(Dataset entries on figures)
<<<<
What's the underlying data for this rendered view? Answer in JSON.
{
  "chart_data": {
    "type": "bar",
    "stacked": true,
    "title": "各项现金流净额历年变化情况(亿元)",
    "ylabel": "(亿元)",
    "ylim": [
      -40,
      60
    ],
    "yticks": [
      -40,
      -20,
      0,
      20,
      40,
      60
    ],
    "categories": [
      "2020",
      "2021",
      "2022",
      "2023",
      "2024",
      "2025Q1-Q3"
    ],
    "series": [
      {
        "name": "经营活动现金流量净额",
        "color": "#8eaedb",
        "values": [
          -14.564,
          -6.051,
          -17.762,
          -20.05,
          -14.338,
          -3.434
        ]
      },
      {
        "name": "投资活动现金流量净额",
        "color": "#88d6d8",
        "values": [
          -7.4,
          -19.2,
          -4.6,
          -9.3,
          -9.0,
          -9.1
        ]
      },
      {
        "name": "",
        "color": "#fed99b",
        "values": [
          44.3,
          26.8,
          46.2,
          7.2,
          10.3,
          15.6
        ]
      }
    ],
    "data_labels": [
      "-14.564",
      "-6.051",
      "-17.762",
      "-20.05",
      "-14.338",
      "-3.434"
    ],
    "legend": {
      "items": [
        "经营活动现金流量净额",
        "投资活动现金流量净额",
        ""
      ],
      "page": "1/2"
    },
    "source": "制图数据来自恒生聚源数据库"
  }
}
>>>>
<<<<
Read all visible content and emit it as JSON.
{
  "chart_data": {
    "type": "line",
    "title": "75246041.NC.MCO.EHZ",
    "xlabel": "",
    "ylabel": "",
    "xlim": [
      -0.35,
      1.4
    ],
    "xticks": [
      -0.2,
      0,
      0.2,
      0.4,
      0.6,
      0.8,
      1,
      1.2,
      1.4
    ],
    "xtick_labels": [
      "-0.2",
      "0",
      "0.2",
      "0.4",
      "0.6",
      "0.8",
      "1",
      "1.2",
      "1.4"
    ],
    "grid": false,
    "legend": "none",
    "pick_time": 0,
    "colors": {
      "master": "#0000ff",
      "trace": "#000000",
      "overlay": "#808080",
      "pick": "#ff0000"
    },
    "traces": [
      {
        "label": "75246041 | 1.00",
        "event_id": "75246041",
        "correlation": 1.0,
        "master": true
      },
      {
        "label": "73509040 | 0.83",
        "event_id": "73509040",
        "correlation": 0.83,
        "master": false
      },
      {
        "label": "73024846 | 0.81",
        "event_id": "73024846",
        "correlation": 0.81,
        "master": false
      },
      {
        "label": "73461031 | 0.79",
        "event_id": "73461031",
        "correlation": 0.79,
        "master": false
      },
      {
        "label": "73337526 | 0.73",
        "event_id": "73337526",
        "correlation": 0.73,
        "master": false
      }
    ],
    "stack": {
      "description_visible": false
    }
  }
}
>>>>
§ **Prompt**: Using the records above, find and show each line with the string "title".

§ **Result for this exercise**:
    "title": "各项现金流净额历年变化情况(亿元)",
    "title": "75246041.NC.MCO.EHZ",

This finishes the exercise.